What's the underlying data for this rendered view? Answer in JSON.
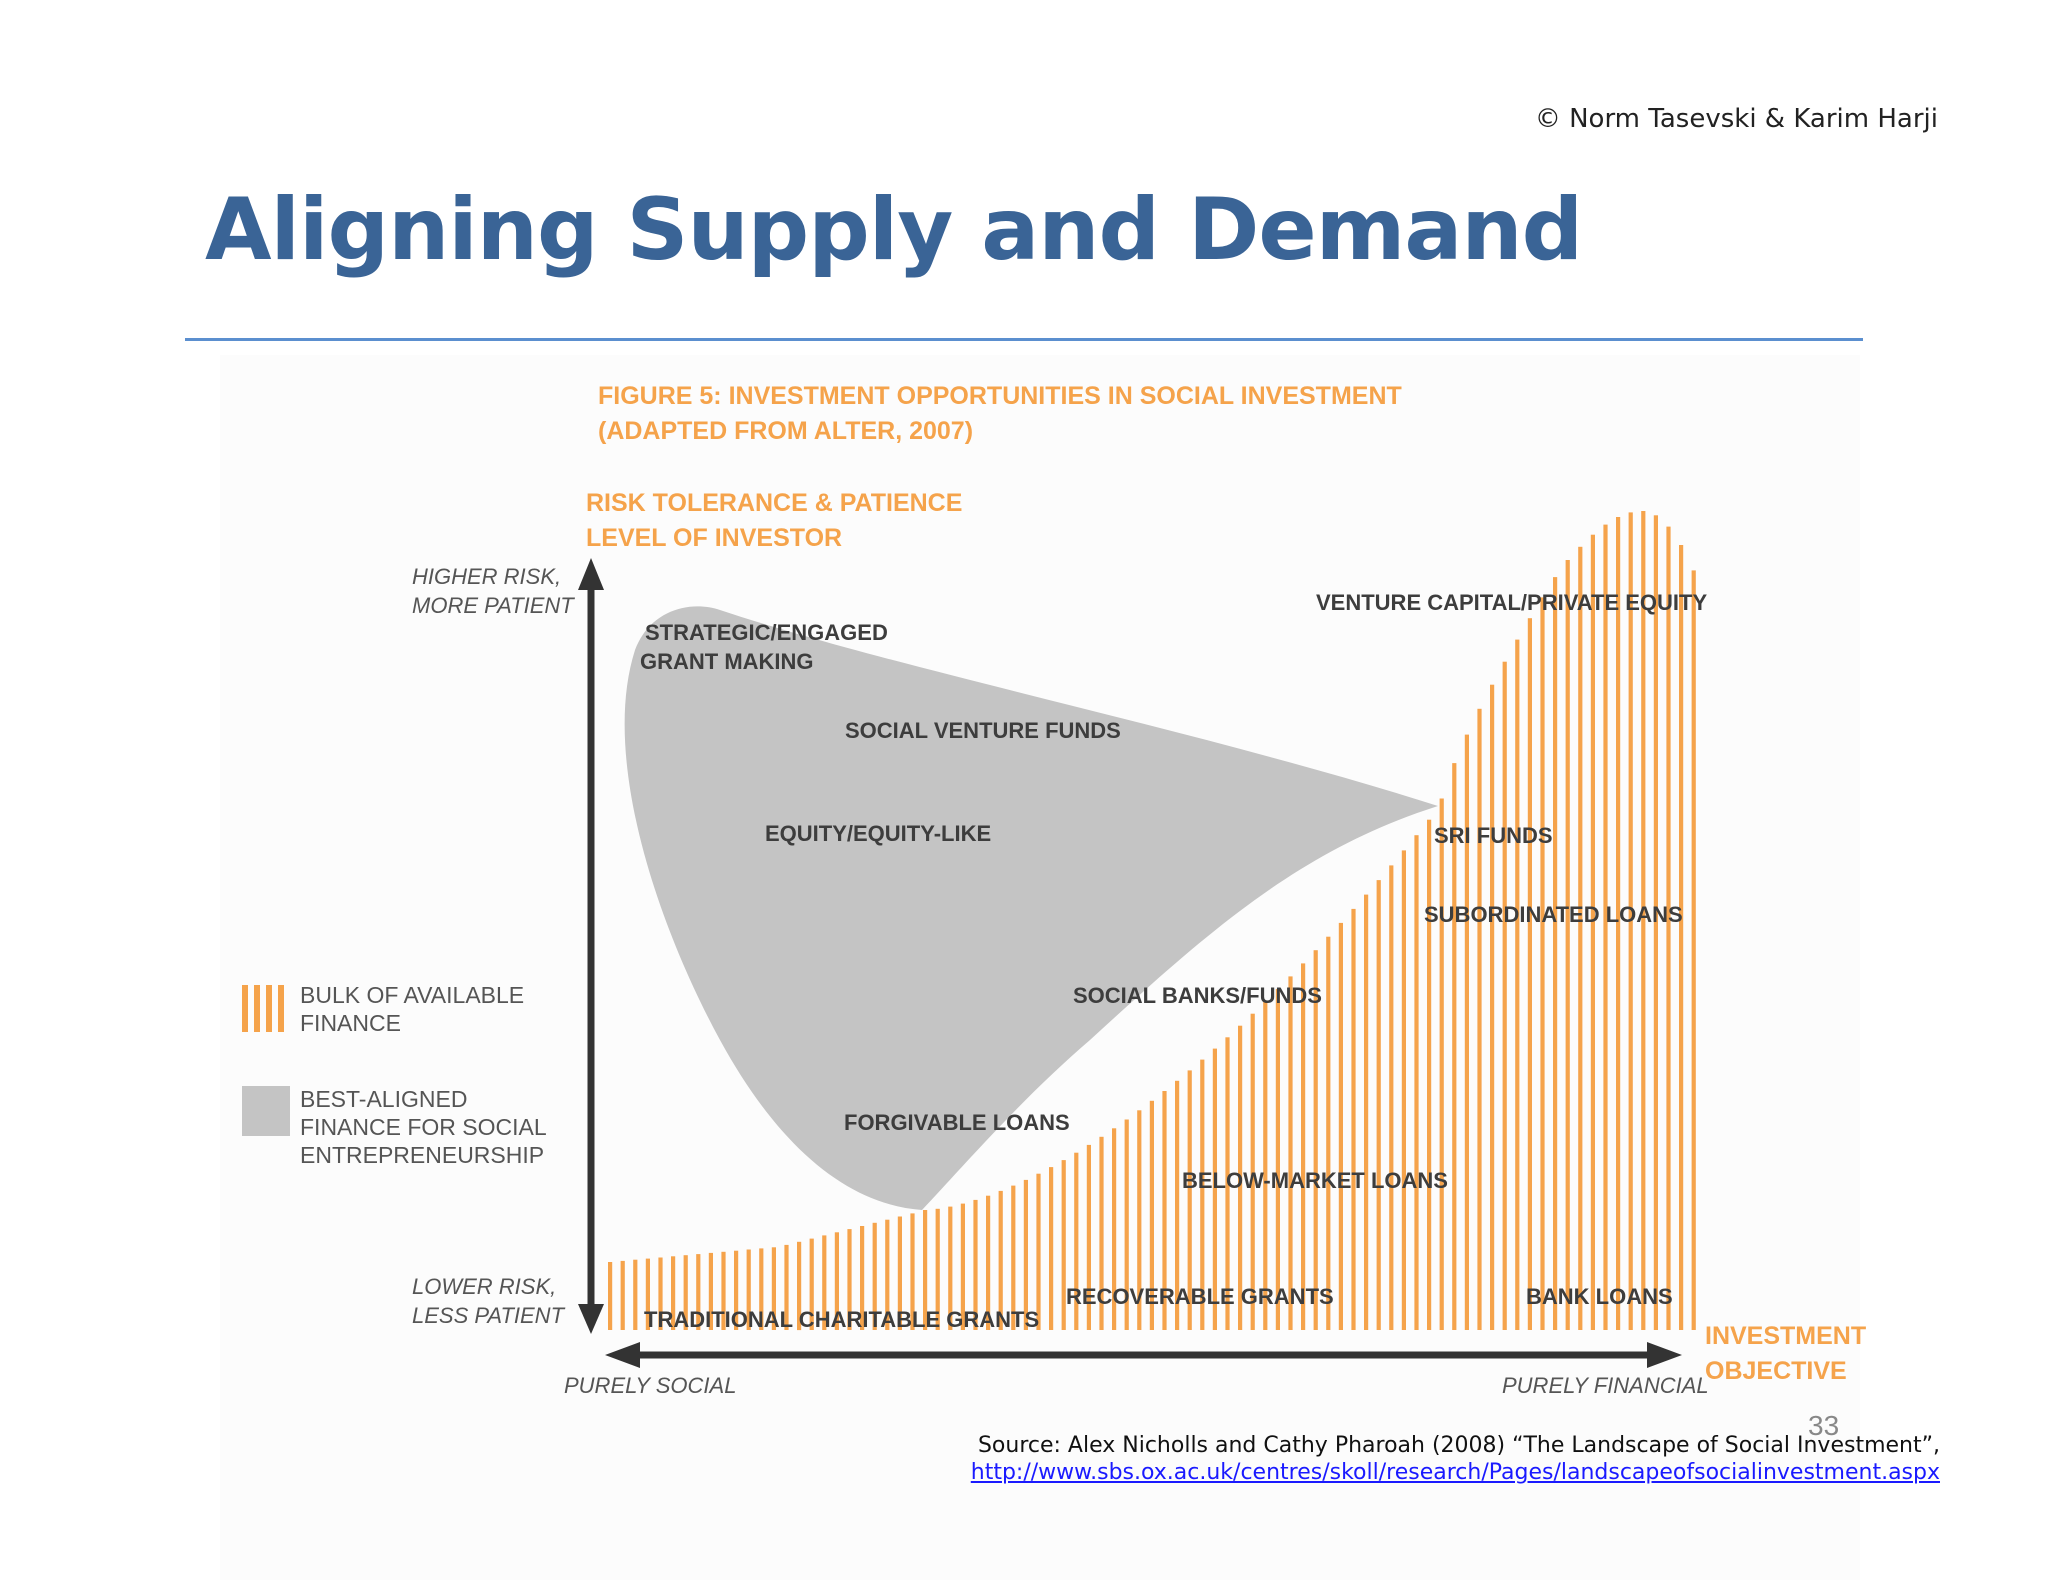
{
  "header": {
    "copyright": "© Norm Tasevski & Karim Harji",
    "title": "Aligning Supply and Demand"
  },
  "figure": {
    "title_line1": "FIGURE 5: INVESTMENT OPPORTUNITIES IN SOCIAL INVESTMENT",
    "title_line2": "(ADAPTED FROM ALTER, 2007)",
    "y_axis_title_line1": "RISK TOLERANCE & PATIENCE",
    "y_axis_title_line2": "LEVEL OF INVESTOR",
    "y_top_line1": "HIGHER RISK,",
    "y_top_line2": "MORE PATIENT",
    "y_bottom_line1": "LOWER RISK,",
    "y_bottom_line2": "LESS PATIENT",
    "x_left": "PURELY SOCIAL",
    "x_right": "PURELY FINANCIAL",
    "x_axis_title_line1": "INVESTMENT",
    "x_axis_title_line2": "OBJECTIVE",
    "legend": {
      "bulk_line1": "BULK OF AVAILABLE",
      "bulk_line2": "FINANCE",
      "best_line1": "BEST-ALIGNED",
      "best_line2": "FINANCE FOR SOCIAL",
      "best_line3": "ENTREPRENEURSHIP"
    },
    "labels": {
      "strategic_line1": "STRATEGIC/ENGAGED",
      "strategic_line2": "GRANT MAKING",
      "social_venture_funds": "SOCIAL VENTURE FUNDS",
      "equity": "EQUITY/EQUITY-LIKE",
      "social_banks": "SOCIAL BANKS/FUNDS",
      "forgivable_loans": "FORGIVABLE LOANS",
      "venture_capital": "VENTURE CAPITAL/PRIVATE EQUITY",
      "sri_funds": "SRI FUNDS",
      "subordinated_loans": "SUBORDINATED LOANS",
      "below_market_loans": "BELOW-MARKET LOANS",
      "recoverable_grants": "RECOVERABLE GRANTS",
      "bank_loans": "BANK LOANS",
      "traditional_grants": "TRADITIONAL CHARITABLE GRANTS"
    },
    "colors": {
      "orange": "#f5a34b",
      "gray_region": "#c4c4c4",
      "axis": "#333333"
    }
  },
  "footer": {
    "page_number": "33",
    "source_text": "Source: Alex Nicholls and Cathy Pharoah (2008) “The Landscape of Social Investment”,",
    "source_link": "http://www.sbs.ox.ac.uk/centres/skoll/research/Pages/landscapeofsocialinvestment.aspx"
  }
}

################

> Task instructions
Give back each entry exactly as it appears, with no pictures.

> Solution to this problem
What's the underlying data for this rendered view? Answer in JSON.
{
  "header": {
    "copyright": "© Norm Tasevski & Karim Harji",
    "title": "Aligning Supply and Demand"
  },
  "figure": {
    "title_line1": "FIGURE 5: INVESTMENT OPPORTUNITIES IN SOCIAL INVESTMENT",
    "title_line2": "(ADAPTED FROM ALTER, 2007)",
    "y_axis_title_line1": "RISK TOLERANCE & PATIENCE",
    "y_axis_title_line2": "LEVEL OF INVESTOR",
    "y_top_line1": "HIGHER RISK,",
    "y_top_line2": "MORE PATIENT",
    "y_bottom_line1": "LOWER RISK,",
    "y_bottom_line2": "LESS PATIENT",
    "x_left": "PURELY SOCIAL",
    "x_right": "PURELY FINANCIAL",
    "x_axis_title_line1": "INVESTMENT",
    "x_axis_title_line2": "OBJECTIVE",
    "legend": {
      "bulk_line1": "BULK OF AVAILABLE",
      "bulk_line2": "FINANCE",
      "best_line1": "BEST-ALIGNED",
      "best_line2": "FINANCE FOR SOCIAL",
      "best_line3": "ENTREPRENEURSHIP"
    },
    "labels": {
      "strategic_line1": "STRATEGIC/ENGAGED",
      "strategic_line2": "GRANT MAKING",
      "social_venture_funds": "SOCIAL VENTURE FUNDS",
      "equity": "EQUITY/EQUITY-LIKE",
      "social_banks": "SOCIAL BANKS/FUNDS",
      "forgivable_loans": "FORGIVABLE LOANS",
      "venture_capital": "VENTURE CAPITAL/PRIVATE EQUITY",
      "sri_funds": "SRI FUNDS",
      "subordinated_loans": "SUBORDINATED LOANS",
      "below_market_loans": "BELOW-MARKET LOANS",
      "recoverable_grants": "RECOVERABLE GRANTS",
      "bank_loans": "BANK LOANS",
      "traditional_grants": "TRADITIONAL CHARITABLE GRANTS"
    },
    "colors": {
      "orange": "#f5a34b",
      "gray_region": "#c4c4c4",
      "axis": "#333333"
    }
  },
  "footer": {
    "page_number": "33",
    "source_text": "Source: Alex Nicholls and Cathy Pharoah (2008) “The Landscape of Social Investment”,",
    "source_link": "http://www.sbs.ox.ac.uk/centres/skoll/research/Pages/landscapeofsocialinvestment.aspx"
  }
}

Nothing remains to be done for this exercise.